[Part of a data file]
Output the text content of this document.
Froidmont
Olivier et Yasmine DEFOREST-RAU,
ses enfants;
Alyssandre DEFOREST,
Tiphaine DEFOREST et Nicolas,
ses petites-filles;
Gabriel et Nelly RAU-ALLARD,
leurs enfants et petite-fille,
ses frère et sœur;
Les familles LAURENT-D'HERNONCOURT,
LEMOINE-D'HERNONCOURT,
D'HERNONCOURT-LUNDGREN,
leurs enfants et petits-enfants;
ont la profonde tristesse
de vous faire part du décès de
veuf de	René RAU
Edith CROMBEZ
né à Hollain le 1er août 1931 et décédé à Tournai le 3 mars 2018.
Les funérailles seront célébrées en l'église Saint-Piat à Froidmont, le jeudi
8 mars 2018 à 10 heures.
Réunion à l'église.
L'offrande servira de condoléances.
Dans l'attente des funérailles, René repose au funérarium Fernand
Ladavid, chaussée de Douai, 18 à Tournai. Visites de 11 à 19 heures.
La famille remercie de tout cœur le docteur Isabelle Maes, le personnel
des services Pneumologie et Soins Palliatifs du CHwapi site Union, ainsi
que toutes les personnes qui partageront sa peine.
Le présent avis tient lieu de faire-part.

---

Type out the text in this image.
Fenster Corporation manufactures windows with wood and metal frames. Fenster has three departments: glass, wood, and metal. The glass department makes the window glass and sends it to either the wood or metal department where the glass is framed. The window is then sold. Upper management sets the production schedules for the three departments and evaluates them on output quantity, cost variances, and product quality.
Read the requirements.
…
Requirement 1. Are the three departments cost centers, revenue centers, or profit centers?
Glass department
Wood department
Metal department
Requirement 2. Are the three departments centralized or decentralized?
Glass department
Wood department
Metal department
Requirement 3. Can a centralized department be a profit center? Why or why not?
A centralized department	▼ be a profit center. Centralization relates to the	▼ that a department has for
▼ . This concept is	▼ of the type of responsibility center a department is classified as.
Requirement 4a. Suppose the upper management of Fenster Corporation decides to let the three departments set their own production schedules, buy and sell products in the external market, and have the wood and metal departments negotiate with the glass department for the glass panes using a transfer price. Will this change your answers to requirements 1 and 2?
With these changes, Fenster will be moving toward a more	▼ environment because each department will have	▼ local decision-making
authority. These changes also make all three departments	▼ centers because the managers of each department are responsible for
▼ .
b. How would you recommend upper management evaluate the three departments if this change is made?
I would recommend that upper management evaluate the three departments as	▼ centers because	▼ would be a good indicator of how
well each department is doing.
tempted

_Task details_: Give the number of lines above in which the word "cost" occurs, with nothing else.

_Expected answer_: 2